— start of SUPPLIED MATERIAL —

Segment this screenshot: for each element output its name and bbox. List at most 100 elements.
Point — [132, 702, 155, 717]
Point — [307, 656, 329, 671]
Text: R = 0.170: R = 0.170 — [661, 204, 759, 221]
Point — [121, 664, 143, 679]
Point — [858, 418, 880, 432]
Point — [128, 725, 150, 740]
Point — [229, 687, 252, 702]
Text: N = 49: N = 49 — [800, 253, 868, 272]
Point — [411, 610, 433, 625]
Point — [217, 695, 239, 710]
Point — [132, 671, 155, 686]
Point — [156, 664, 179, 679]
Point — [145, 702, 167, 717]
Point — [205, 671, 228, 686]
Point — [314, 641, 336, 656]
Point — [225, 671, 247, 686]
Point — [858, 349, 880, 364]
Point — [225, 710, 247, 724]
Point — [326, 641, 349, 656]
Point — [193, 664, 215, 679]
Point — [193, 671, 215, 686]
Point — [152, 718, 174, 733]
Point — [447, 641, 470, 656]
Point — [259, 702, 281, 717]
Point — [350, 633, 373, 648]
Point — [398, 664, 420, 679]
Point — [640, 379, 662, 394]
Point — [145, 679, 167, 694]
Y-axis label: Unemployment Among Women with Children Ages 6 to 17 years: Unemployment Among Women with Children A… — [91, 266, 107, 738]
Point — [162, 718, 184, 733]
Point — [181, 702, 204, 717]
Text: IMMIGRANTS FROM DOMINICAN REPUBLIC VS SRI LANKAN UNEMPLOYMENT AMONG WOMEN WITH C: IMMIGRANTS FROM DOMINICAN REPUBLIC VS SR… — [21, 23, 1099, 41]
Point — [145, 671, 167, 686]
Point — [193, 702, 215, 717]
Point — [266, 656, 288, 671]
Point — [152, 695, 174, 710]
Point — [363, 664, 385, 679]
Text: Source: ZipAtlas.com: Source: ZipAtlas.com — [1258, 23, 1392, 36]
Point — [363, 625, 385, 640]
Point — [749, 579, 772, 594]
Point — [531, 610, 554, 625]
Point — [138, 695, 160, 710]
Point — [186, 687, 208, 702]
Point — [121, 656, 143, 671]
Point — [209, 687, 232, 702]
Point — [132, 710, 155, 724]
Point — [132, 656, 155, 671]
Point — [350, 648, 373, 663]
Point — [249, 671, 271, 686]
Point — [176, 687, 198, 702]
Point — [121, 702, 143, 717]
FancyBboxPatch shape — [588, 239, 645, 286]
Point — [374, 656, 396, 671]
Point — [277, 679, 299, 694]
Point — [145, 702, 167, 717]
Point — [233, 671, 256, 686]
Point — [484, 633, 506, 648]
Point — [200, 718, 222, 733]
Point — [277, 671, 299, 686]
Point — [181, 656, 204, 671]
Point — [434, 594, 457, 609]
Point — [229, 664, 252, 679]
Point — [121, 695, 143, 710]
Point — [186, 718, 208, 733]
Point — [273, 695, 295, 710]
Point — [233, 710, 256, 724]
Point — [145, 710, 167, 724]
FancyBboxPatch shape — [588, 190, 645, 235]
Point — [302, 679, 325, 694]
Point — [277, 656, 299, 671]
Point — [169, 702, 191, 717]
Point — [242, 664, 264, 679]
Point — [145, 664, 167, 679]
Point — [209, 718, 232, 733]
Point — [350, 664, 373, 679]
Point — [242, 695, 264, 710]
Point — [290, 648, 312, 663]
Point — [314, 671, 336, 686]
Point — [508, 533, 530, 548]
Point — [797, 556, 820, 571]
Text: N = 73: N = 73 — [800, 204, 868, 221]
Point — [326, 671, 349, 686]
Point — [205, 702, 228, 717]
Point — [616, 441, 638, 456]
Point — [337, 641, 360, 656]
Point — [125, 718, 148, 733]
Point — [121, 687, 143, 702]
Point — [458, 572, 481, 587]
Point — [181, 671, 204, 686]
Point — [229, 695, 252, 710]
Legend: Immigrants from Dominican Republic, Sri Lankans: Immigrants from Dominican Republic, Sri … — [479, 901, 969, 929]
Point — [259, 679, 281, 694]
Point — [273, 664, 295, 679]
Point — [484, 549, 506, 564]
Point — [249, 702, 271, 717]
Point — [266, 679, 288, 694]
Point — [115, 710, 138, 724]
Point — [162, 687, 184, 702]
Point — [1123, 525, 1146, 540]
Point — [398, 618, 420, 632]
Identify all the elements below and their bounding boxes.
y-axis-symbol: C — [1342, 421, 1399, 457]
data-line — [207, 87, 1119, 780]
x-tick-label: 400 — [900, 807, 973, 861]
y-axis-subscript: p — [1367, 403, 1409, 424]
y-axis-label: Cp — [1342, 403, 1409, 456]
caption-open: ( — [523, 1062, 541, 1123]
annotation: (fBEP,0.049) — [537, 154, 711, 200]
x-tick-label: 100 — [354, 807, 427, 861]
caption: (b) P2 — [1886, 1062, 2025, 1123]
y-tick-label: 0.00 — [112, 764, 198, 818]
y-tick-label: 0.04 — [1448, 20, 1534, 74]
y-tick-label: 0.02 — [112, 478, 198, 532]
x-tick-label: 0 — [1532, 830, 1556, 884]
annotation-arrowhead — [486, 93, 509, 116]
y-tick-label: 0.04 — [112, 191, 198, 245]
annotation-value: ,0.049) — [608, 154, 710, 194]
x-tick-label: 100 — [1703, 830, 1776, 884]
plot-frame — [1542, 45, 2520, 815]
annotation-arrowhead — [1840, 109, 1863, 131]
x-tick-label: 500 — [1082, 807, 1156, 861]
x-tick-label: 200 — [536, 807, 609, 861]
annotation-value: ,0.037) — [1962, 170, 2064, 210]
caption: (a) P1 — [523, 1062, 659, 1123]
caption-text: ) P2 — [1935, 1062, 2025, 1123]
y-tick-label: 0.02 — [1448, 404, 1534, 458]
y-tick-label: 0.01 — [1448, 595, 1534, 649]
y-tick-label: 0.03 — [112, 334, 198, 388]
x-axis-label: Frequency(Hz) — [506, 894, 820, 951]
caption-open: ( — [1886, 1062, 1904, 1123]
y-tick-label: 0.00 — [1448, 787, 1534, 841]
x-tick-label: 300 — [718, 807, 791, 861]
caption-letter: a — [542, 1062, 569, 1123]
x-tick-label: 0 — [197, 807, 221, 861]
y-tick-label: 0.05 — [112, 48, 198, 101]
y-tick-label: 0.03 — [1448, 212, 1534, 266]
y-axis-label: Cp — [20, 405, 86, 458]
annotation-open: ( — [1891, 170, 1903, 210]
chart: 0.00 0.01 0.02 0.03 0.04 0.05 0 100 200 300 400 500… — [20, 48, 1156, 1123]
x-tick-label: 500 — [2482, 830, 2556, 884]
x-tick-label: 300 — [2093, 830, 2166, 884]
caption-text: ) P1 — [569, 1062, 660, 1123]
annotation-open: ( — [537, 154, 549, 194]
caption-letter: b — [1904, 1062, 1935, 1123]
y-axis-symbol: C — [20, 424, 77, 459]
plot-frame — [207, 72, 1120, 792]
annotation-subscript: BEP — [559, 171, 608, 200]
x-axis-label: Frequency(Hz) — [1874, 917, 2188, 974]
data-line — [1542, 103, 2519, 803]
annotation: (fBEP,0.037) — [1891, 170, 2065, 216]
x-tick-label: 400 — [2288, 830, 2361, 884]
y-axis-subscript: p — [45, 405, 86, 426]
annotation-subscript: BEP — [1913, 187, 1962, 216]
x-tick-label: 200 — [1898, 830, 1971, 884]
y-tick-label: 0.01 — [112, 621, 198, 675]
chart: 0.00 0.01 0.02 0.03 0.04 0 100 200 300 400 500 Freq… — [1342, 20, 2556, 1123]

— end of SUPPLIED MATERIAL —

Turn every line of the records into a numbered list, skipping any blank lines.

1. Segment this screenshot: for each element output its name and bbox. List at most 100 elements.
2. Point — [132, 702, 155, 717]
3. Point — [307, 656, 329, 671]
4. Text: R = 0.170: R = 0.170 — [661, 204, 759, 221]
5. Point — [121, 664, 143, 679]
6. Point — [858, 418, 880, 432]
7. Point — [128, 725, 150, 740]
8. Point — [229, 687, 252, 702]
9. Text: N = 49: N = 49 — [800, 253, 868, 272]
10. Point — [411, 610, 433, 625]
11. Point — [217, 695, 239, 710]
12. Point — [132, 671, 155, 686]
13. Point — [156, 664, 179, 679]
14. Point — [145, 702, 167, 717]
15. Point — [205, 671, 228, 686]
16. Point — [314, 641, 336, 656]
17. Point — [225, 671, 247, 686]
18. Point — [858, 349, 880, 364]
19. Point — [225, 710, 247, 724]
20. Point — [326, 641, 349, 656]
21. Point — [193, 664, 215, 679]
22. Point — [193, 671, 215, 686]
23. Point — [152, 718, 174, 733]
24. Point — [447, 641, 470, 656]
25. Point — [259, 702, 281, 717]
26. Point — [350, 633, 373, 648]
27. Point — [398, 664, 420, 679]
28. Point — [640, 379, 662, 394]
29. Point — [145, 679, 167, 694]
30. Y-axis label: Unemployment Among Women with Children Ages 6 to 17 years: Unemployment Among Women with Children A… — [91, 266, 107, 738]
31. Point — [162, 718, 184, 733]
32. Point — [181, 702, 204, 717]
33. Text: IMMIGRANTS FROM DOMINICAN REPUBLIC VS SRI LANKAN UNEMPLOYMENT AMONG WOMEN WITH C: IMMIGRANTS FROM DOMINICAN REPUBLIC VS SR… — [21, 23, 1099, 41]
34. Point — [145, 671, 167, 686]
35. Point — [193, 702, 215, 717]
36. Point — [266, 656, 288, 671]
37. Point — [152, 695, 174, 710]
38. Point — [363, 664, 385, 679]
39. Text: Source: ZipAtlas.com: Source: ZipAtlas.com — [1258, 23, 1392, 36]
40. Point — [363, 625, 385, 640]
41. Point — [749, 579, 772, 594]
42. Point — [531, 610, 554, 625]
43. Point — [138, 695, 160, 710]
44. Point — [186, 687, 208, 702]
45. Point — [121, 656, 143, 671]
46. Point — [209, 687, 232, 702]
47. Point — [132, 710, 155, 724]
48. Point — [132, 656, 155, 671]
49. Point — [350, 648, 373, 663]
50. Point — [249, 671, 271, 686]
51. Point — [176, 687, 198, 702]
52. Point — [121, 702, 143, 717]
53. FancyBboxPatch shape — [588, 239, 645, 286]
54. Point — [374, 656, 396, 671]
55. Point — [277, 679, 299, 694]
56. Point — [145, 702, 167, 717]
57. Point — [233, 671, 256, 686]
58. Point — [484, 633, 506, 648]
59. Point — [200, 718, 222, 733]
60. Point — [277, 671, 299, 686]
61. Point — [181, 656, 204, 671]
62. Point — [434, 594, 457, 609]
63. Point — [229, 664, 252, 679]
64. Point — [121, 695, 143, 710]
65. Point — [186, 718, 208, 733]
66. Point — [273, 695, 295, 710]
67. Point — [233, 710, 256, 724]
68. Point — [145, 710, 167, 724]
69. FancyBboxPatch shape — [588, 190, 645, 235]
70. Point — [302, 679, 325, 694]
71. Point — [277, 656, 299, 671]
72. Point — [169, 702, 191, 717]
73. Point — [242, 664, 264, 679]
74. Point — [145, 664, 167, 679]
75. Point — [209, 718, 232, 733]
76. Point — [350, 664, 373, 679]
77. Point — [242, 695, 264, 710]
78. Point — [290, 648, 312, 663]
79. Point — [314, 671, 336, 686]
80. Point — [508, 533, 530, 548]
81. Point — [797, 556, 820, 571]
82. Text: N = 73: N = 73 — [800, 204, 868, 221]
83. Point — [326, 671, 349, 686]
84. Point — [205, 702, 228, 717]
85. Point — [616, 441, 638, 456]
86. Point — [337, 641, 360, 656]
87. Point — [125, 718, 148, 733]
88. Point — [121, 687, 143, 702]
89. Point — [458, 572, 481, 587]
90. Point — [181, 671, 204, 686]
91. Point — [229, 695, 252, 710]
92. Legend: Immigrants from Dominican Republic, Sri Lankans: Immigrants from Dominican Republic, Sri … — [479, 901, 969, 929]
93. Point — [259, 679, 281, 694]
94. Point — [273, 664, 295, 679]
95. Point — [484, 549, 506, 564]
96. Point — [249, 702, 271, 717]
97. Point — [266, 679, 288, 694]
98. Point — [115, 710, 138, 724]
99. Point — [162, 687, 184, 702]
100. Point — [1123, 525, 1146, 540]
101. Point — [398, 618, 420, 632]
102. Identify all the elements below and their bounding boxes.
103. y-axis-symbol: C — [1342, 421, 1399, 457]
104. data-line — [207, 87, 1119, 780]
105. x-tick-label: 400 — [900, 807, 973, 861]
106. y-axis-subscript: p — [1367, 403, 1409, 424]
107. y-axis-label: Cp — [1342, 403, 1409, 456]
108. caption-open: ( — [523, 1062, 541, 1123]
109. annotation: (fBEP,0.049) — [537, 154, 711, 200]
110. x-tick-label: 100 — [354, 807, 427, 861]
111. caption: (b) P2 — [1886, 1062, 2025, 1123]
112. y-tick-label: 0.00 — [112, 764, 198, 818]
113. y-tick-label: 0.04 — [1448, 20, 1534, 74]
114. y-tick-label: 0.02 — [112, 478, 198, 532]
115. x-tick-label: 0 — [1532, 830, 1556, 884]
116. annotation-arrowhead — [486, 93, 509, 116]
117. y-tick-label: 0.04 — [112, 191, 198, 245]
118. annotation-value: ,0.049) — [608, 154, 710, 194]
119. x-tick-label: 100 — [1703, 830, 1776, 884]
120. plot-frame — [1542, 45, 2520, 815]
121. annotation-arrowhead — [1840, 109, 1863, 131]
122. x-tick-label: 500 — [1082, 807, 1156, 861]
123. x-tick-label: 200 — [536, 807, 609, 861]
124. annotation-value: ,0.037) — [1962, 170, 2064, 210]
125. caption: (a) P1 — [523, 1062, 659, 1123]
126. caption-text: ) P2 — [1935, 1062, 2025, 1123]
127. y-tick-label: 0.02 — [1448, 404, 1534, 458]
128. y-tick-label: 0.01 — [1448, 595, 1534, 649]
129. y-tick-label: 0.03 — [112, 334, 198, 388]
130. x-axis-label: Frequency(Hz) — [506, 894, 820, 951]
131. caption-open: ( — [1886, 1062, 1904, 1123]
132. y-tick-label: 0.00 — [1448, 787, 1534, 841]
133. x-tick-label: 300 — [718, 807, 791, 861]
134. caption-letter: a — [542, 1062, 569, 1123]
135. x-tick-label: 0 — [197, 807, 221, 861]
136. y-tick-label: 0.05 — [112, 48, 198, 101]
137. y-tick-label: 0.03 — [1448, 212, 1534, 266]
138. y-axis-label: Cp — [20, 405, 86, 458]
139. annotation-open: ( — [1891, 170, 1903, 210]
140. chart: 0.00 0.01 0.02 0.03 0.04 0.05 0 100 200 300 400 500… — [20, 48, 1156, 1123]
141. x-tick-label: 500 — [2482, 830, 2556, 884]
142. x-tick-label: 300 — [2093, 830, 2166, 884]
143. caption-text: ) P1 — [569, 1062, 660, 1123]
144. annotation-open: ( — [537, 154, 549, 194]
145. caption-letter: b — [1904, 1062, 1935, 1123]
146. y-axis-symbol: C — [20, 424, 77, 459]
147. plot-frame — [207, 72, 1120, 792]
148. annotation-subscript: BEP — [559, 171, 608, 200]
149. x-axis-label: Frequency(Hz) — [1874, 917, 2188, 974]
150. data-line — [1542, 103, 2519, 803]
151. annotation: (fBEP,0.037) — [1891, 170, 2065, 216]
152. x-tick-label: 400 — [2288, 830, 2361, 884]
153. y-axis-subscript: p — [45, 405, 86, 426]
154. annotation-subscript: BEP — [1913, 187, 1962, 216]
155. x-tick-label: 200 — [1898, 830, 1971, 884]
156. y-tick-label: 0.01 — [112, 621, 198, 675]
157. chart: 0.00 0.01 0.02 0.03 0.04 0 100 200 300 400 500 Freq… — [1342, 20, 2556, 1123]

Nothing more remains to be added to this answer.